DATA FOR THIS EXERCISE:
-=-=-
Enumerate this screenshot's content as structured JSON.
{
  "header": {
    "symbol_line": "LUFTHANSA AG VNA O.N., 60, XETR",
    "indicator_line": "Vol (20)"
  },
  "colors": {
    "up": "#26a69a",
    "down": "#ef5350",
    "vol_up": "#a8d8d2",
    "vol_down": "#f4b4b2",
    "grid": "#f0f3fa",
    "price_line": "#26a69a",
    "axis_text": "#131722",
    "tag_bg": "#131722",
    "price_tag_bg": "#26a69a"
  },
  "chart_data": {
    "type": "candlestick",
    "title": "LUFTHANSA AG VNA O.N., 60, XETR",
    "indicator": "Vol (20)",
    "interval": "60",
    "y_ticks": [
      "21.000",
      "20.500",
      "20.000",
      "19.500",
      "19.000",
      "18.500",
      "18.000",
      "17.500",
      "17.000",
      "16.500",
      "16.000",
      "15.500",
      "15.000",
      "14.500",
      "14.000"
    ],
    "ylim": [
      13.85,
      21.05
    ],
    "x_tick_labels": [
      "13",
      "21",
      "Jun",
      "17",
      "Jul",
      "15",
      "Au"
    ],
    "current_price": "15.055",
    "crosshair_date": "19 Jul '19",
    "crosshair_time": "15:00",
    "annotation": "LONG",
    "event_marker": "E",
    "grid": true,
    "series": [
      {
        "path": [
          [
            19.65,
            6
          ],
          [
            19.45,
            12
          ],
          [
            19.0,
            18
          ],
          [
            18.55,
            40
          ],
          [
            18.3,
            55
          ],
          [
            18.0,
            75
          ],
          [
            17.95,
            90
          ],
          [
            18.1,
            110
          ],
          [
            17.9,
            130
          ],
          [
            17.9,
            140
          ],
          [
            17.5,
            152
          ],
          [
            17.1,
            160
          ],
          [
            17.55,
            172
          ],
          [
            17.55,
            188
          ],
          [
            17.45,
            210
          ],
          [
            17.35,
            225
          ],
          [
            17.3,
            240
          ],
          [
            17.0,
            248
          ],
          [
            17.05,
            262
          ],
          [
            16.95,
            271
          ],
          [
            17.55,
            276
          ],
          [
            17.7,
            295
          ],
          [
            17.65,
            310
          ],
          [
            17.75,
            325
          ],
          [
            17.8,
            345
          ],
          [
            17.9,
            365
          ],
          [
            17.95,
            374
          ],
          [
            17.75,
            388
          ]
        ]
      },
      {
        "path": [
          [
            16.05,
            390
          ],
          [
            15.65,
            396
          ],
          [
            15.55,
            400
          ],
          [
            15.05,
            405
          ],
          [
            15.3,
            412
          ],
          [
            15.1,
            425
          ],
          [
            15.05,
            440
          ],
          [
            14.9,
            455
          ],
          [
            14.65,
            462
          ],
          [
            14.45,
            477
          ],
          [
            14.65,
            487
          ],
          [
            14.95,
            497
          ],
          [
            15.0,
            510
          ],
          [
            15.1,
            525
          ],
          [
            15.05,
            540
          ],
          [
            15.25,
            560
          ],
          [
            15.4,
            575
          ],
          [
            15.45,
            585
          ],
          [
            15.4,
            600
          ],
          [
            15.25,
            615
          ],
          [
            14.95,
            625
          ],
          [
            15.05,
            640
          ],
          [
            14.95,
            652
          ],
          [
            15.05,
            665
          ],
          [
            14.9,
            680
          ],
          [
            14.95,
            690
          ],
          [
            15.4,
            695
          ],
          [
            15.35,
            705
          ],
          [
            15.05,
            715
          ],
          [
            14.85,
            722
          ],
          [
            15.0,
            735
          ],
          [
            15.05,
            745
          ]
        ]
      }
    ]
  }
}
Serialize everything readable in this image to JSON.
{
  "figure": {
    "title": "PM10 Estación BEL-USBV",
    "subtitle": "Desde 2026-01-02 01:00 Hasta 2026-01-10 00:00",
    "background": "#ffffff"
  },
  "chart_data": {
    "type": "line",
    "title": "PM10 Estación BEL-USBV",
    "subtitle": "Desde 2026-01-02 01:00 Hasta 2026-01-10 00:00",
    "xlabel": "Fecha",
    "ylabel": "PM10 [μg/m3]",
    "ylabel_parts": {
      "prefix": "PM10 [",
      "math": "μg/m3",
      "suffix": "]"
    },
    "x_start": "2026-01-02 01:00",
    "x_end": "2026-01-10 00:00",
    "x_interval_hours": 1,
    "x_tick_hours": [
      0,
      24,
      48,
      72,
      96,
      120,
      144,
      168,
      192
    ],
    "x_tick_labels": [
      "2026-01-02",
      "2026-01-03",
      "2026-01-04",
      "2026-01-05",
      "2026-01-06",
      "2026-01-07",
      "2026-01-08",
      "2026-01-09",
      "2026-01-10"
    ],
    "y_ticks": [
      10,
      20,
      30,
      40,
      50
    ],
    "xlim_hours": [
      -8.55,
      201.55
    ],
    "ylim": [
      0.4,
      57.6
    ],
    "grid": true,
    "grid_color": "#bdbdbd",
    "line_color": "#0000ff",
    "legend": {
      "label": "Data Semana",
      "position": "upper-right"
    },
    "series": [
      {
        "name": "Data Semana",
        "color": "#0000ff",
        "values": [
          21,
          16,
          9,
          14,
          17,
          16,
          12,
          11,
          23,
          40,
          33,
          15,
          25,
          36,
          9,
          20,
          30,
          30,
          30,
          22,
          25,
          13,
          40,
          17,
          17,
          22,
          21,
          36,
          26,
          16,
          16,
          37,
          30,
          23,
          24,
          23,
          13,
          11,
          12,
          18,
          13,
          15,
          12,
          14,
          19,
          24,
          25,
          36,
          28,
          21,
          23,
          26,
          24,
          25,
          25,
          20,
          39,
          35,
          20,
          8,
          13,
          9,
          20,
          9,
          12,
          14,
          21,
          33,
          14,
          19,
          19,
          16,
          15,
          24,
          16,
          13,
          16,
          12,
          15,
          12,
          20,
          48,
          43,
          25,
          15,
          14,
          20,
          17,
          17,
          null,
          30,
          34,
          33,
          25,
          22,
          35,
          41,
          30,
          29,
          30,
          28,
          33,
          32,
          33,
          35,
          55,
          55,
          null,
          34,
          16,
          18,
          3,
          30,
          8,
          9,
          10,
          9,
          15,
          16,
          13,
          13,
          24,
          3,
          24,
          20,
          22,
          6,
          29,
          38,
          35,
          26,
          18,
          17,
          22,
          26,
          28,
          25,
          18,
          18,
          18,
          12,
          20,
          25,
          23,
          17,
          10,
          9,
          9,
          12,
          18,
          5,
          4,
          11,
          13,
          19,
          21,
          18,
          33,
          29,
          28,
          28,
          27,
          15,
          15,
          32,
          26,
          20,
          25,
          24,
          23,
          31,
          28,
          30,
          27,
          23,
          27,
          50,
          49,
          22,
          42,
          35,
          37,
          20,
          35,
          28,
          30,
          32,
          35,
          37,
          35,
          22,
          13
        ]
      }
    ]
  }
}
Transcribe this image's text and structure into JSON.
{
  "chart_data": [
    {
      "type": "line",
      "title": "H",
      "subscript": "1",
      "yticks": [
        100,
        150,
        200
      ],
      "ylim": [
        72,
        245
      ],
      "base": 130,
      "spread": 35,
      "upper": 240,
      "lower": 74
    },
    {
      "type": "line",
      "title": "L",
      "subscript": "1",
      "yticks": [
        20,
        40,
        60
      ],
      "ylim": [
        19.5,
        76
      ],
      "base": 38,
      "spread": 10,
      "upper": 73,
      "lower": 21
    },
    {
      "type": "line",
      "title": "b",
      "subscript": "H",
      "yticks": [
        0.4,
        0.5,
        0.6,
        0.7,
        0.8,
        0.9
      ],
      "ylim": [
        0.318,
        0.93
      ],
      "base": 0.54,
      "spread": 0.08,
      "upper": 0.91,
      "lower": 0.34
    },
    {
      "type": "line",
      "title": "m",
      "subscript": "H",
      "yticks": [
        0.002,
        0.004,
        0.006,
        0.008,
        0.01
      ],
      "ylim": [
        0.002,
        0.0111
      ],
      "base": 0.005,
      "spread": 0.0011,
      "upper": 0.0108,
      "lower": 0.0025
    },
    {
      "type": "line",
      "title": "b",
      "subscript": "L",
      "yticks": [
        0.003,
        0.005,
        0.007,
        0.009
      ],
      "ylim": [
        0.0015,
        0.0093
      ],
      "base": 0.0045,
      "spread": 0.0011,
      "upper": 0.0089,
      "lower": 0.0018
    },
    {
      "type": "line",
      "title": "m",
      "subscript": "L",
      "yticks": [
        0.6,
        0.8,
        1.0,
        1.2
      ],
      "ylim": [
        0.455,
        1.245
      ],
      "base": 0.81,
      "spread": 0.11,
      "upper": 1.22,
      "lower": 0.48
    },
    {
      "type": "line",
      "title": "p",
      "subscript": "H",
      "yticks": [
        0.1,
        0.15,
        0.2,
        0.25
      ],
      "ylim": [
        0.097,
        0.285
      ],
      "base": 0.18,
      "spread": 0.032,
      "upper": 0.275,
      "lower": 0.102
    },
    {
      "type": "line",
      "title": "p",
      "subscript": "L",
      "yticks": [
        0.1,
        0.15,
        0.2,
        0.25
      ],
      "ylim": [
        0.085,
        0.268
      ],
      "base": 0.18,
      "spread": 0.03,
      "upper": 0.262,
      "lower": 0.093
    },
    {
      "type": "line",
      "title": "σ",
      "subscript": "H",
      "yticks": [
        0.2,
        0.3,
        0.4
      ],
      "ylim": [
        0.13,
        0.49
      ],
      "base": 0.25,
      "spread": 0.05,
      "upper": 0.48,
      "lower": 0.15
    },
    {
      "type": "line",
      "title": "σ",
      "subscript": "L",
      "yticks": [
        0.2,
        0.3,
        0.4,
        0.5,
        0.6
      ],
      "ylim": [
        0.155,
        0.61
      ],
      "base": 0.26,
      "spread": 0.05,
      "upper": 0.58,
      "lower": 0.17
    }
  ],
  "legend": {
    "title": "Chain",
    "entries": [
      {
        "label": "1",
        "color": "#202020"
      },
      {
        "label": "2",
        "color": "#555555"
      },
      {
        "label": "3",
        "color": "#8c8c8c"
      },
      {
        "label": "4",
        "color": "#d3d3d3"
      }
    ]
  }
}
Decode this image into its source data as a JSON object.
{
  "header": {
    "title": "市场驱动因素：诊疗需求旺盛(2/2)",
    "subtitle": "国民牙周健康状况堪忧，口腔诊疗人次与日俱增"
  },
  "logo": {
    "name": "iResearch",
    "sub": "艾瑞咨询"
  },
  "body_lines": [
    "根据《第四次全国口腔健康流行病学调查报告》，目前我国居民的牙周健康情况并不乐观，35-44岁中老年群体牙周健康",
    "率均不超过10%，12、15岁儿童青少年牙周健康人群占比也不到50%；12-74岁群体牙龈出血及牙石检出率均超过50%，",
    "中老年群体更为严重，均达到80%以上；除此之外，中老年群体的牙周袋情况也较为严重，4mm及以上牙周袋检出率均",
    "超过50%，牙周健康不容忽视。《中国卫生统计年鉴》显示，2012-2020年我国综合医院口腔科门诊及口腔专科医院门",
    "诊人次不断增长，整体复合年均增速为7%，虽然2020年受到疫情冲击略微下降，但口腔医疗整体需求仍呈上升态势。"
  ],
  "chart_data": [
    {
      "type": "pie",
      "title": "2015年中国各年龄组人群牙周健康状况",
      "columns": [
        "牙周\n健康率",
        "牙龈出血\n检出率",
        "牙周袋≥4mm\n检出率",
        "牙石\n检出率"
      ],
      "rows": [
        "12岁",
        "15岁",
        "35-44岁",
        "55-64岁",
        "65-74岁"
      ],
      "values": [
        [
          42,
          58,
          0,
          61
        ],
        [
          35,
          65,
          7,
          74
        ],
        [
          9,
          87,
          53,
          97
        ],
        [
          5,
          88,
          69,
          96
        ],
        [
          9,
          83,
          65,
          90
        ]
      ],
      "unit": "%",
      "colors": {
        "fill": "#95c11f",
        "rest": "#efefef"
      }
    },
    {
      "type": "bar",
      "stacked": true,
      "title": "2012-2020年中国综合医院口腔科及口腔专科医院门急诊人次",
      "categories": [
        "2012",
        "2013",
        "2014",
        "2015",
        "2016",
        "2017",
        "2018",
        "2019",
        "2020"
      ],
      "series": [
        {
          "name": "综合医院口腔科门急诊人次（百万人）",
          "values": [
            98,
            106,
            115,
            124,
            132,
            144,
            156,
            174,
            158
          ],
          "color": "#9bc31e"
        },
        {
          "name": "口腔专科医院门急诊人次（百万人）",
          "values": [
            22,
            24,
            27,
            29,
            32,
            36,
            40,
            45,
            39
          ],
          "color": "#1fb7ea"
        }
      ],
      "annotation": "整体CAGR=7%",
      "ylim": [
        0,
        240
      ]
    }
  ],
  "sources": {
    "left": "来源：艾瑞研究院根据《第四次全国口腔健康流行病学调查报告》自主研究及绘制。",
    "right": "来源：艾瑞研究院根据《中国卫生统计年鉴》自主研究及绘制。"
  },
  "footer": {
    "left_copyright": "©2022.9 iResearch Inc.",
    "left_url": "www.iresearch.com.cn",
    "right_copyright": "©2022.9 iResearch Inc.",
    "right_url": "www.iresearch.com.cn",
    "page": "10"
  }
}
-=-=-
WORK INSTRUCTIONS: Give the number of lines that hold the word "image" in these records, with nothing added.

SOLUTION TO THE EXERCISE: 3